»»

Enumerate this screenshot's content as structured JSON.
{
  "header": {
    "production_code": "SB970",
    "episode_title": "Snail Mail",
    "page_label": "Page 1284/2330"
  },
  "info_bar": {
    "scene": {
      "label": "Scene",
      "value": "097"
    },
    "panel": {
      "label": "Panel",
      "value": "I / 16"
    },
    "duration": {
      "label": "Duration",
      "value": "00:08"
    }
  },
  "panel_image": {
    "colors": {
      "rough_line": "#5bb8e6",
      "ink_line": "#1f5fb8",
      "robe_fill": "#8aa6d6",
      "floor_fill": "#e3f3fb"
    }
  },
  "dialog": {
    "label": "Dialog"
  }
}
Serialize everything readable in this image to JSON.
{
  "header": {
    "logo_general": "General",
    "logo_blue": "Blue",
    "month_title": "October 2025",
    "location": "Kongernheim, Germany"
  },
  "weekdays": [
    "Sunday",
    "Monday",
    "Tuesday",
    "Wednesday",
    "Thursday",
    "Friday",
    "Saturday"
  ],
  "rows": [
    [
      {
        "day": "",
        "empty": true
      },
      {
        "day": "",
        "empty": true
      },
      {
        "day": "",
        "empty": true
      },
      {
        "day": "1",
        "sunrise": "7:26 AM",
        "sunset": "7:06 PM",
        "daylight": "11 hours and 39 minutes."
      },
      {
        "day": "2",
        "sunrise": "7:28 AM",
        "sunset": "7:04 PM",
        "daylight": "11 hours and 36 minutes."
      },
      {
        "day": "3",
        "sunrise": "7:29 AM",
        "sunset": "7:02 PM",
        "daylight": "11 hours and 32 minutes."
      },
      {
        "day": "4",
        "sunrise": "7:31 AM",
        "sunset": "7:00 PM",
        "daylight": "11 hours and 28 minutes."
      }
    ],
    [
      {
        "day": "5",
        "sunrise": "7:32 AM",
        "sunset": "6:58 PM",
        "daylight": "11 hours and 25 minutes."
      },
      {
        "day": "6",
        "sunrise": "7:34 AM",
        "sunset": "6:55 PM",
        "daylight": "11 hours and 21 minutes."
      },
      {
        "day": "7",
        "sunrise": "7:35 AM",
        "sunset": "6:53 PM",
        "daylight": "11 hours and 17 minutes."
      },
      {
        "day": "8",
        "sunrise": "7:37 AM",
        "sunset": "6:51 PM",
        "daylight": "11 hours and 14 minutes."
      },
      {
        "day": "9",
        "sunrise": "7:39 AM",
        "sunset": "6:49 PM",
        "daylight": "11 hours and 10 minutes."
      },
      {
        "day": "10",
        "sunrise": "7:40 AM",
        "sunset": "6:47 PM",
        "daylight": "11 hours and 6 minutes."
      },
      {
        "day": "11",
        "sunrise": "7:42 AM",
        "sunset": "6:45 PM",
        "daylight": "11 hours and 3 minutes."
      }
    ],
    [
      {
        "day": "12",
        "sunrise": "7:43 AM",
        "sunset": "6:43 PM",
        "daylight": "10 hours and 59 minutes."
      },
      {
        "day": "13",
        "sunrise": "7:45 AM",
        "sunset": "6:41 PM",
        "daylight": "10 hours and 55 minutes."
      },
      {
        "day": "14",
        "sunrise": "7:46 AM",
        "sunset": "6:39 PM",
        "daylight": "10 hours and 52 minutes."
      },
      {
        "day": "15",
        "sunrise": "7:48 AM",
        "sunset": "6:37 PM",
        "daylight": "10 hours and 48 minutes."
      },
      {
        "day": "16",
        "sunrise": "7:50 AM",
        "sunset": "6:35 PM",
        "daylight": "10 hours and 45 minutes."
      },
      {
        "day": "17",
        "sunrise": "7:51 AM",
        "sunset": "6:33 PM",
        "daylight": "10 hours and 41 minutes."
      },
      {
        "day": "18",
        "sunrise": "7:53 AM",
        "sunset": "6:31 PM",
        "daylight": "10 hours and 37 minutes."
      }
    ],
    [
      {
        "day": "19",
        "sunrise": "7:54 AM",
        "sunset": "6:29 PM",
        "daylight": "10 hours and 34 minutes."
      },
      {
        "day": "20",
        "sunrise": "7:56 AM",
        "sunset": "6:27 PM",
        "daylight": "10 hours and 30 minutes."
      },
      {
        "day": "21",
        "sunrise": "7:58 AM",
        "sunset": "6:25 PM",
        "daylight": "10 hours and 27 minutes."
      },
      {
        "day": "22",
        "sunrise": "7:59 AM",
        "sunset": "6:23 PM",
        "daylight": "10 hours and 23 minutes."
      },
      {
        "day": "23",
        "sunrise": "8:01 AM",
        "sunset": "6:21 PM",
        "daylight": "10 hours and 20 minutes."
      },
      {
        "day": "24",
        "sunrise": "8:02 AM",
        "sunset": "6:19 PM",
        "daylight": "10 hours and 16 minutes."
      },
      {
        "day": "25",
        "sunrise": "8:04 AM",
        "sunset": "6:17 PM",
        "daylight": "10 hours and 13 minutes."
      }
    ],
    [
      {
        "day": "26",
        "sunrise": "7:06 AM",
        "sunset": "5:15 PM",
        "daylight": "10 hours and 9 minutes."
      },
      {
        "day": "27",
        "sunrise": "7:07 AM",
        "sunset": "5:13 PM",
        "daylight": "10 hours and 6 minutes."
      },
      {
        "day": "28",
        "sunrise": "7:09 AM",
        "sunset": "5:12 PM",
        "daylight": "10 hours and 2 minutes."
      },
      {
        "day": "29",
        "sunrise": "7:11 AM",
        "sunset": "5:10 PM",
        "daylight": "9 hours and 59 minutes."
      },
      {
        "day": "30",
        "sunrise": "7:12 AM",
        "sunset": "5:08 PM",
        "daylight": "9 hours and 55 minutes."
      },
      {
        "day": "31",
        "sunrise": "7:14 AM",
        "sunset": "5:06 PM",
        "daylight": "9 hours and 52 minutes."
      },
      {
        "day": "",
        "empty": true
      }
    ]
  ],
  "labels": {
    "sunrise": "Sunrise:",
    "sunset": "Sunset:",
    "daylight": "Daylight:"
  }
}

««

--- Job ---
Would you write down every record again, exactly?

--- Result for this exercise ---
Enumerate this screenshot's content as structured JSON.
{
  "header": {
    "production_code": "SB970",
    "episode_title": "Snail Mail",
    "page_label": "Page 1284/2330"
  },
  "info_bar": {
    "scene": {
      "label": "Scene",
      "value": "097"
    },
    "panel": {
      "label": "Panel",
      "value": "I / 16"
    },
    "duration": {
      "label": "Duration",
      "value": "00:08"
    }
  },
  "panel_image": {
    "colors": {
      "rough_line": "#5bb8e6",
      "ink_line": "#1f5fb8",
      "robe_fill": "#8aa6d6",
      "floor_fill": "#e3f3fb"
    }
  },
  "dialog": {
    "label": "Dialog"
  }
}
Serialize everything readable in this image to JSON.
{
  "header": {
    "logo_general": "General",
    "logo_blue": "Blue",
    "month_title": "October 2025",
    "location": "Kongernheim, Germany"
  },
  "weekdays": [
    "Sunday",
    "Monday",
    "Tuesday",
    "Wednesday",
    "Thursday",
    "Friday",
    "Saturday"
  ],
  "rows": [
    [
      {
        "day": "",
        "empty": true
      },
      {
        "day": "",
        "empty": true
      },
      {
        "day": "",
        "empty": true
      },
      {
        "day": "1",
        "sunrise": "7:26 AM",
        "sunset": "7:06 PM",
        "daylight": "11 hours and 39 minutes."
      },
      {
        "day": "2",
        "sunrise": "7:28 AM",
        "sunset": "7:04 PM",
        "daylight": "11 hours and 36 minutes."
      },
      {
        "day": "3",
        "sunrise": "7:29 AM",
        "sunset": "7:02 PM",
        "daylight": "11 hours and 32 minutes."
      },
      {
        "day": "4",
        "sunrise": "7:31 AM",
        "sunset": "7:00 PM",
        "daylight": "11 hours and 28 minutes."
      }
    ],
    [
      {
        "day": "5",
        "sunrise": "7:32 AM",
        "sunset": "6:58 PM",
        "daylight": "11 hours and 25 minutes."
      },
      {
        "day": "6",
        "sunrise": "7:34 AM",
        "sunset": "6:55 PM",
        "daylight": "11 hours and 21 minutes."
      },
      {
        "day": "7",
        "sunrise": "7:35 AM",
        "sunset": "6:53 PM",
        "daylight": "11 hours and 17 minutes."
      },
      {
        "day": "8",
        "sunrise": "7:37 AM",
        "sunset": "6:51 PM",
        "daylight": "11 hours and 14 minutes."
      },
      {
        "day": "9",
        "sunrise": "7:39 AM",
        "sunset": "6:49 PM",
        "daylight": "11 hours and 10 minutes."
      },
      {
        "day": "10",
        "sunrise": "7:40 AM",
        "sunset": "6:47 PM",
        "daylight": "11 hours and 6 minutes."
      },
      {
        "day": "11",
        "sunrise": "7:42 AM",
        "sunset": "6:45 PM",
        "daylight": "11 hours and 3 minutes."
      }
    ],
    [
      {
        "day": "12",
        "sunrise": "7:43 AM",
        "sunset": "6:43 PM",
        "daylight": "10 hours and 59 minutes."
      },
      {
        "day": "13",
        "sunrise": "7:45 AM",
        "sunset": "6:41 PM",
        "daylight": "10 hours and 55 minutes."
      },
      {
        "day": "14",
        "sunrise": "7:46 AM",
        "sunset": "6:39 PM",
        "daylight": "10 hours and 52 minutes."
      },
      {
        "day": "15",
        "sunrise": "7:48 AM",
        "sunset": "6:37 PM",
        "daylight": "10 hours and 48 minutes."
      },
      {
        "day": "16",
        "sunrise": "7:50 AM",
        "sunset": "6:35 PM",
        "daylight": "10 hours and 45 minutes."
      },
      {
        "day": "17",
        "sunrise": "7:51 AM",
        "sunset": "6:33 PM",
        "daylight": "10 hours and 41 minutes."
      },
      {
        "day": "18",
        "sunrise": "7:53 AM",
        "sunset": "6:31 PM",
        "daylight": "10 hours and 37 minutes."
      }
    ],
    [
      {
        "day": "19",
        "sunrise": "7:54 AM",
        "sunset": "6:29 PM",
        "daylight": "10 hours and 34 minutes."
      },
      {
        "day": "20",
        "sunrise": "7:56 AM",
        "sunset": "6:27 PM",
        "daylight": "10 hours and 30 minutes."
      },
      {
        "day": "21",
        "sunrise": "7:58 AM",
        "sunset": "6:25 PM",
        "daylight": "10 hours and 27 minutes."
      },
      {
        "day": "22",
        "sunrise": "7:59 AM",
        "sunset": "6:23 PM",
        "daylight": "10 hours and 23 minutes."
      },
      {
        "day": "23",
        "sunrise": "8:01 AM",
        "sunset": "6:21 PM",
        "daylight": "10 hours and 20 minutes."
      },
      {
        "day": "24",
        "sunrise": "8:02 AM",
        "sunset": "6:19 PM",
        "daylight": "10 hours and 16 minutes."
      },
      {
        "day": "25",
        "sunrise": "8:04 AM",
        "sunset": "6:17 PM",
        "daylight": "10 hours and 13 minutes."
      }
    ],
    [
      {
        "day": "26",
        "sunrise": "7:06 AM",
        "sunset": "5:15 PM",
        "daylight": "10 hours and 9 minutes."
      },
      {
        "day": "27",
        "sunrise": "7:07 AM",
        "sunset": "5:13 PM",
        "daylight": "10 hours and 6 minutes."
      },
      {
        "day": "28",
        "sunrise": "7:09 AM",
        "sunset": "5:12 PM",
        "daylight": "10 hours and 2 minutes."
      },
      {
        "day": "29",
        "sunrise": "7:11 AM",
        "sunset": "5:10 PM",
        "daylight": "9 hours and 59 minutes."
      },
      {
        "day": "30",
        "sunrise": "7:12 AM",
        "sunset": "5:08 PM",
        "daylight": "9 hours and 55 minutes."
      },
      {
        "day": "31",
        "sunrise": "7:14 AM",
        "sunset": "5:06 PM",
        "daylight": "9 hours and 52 minutes."
      },
      {
        "day": "",
        "empty": true
      }
    ]
  ],
  "labels": {
    "sunrise": "Sunrise:",
    "sunset": "Sunset:",
    "daylight": "Daylight:"
  }
}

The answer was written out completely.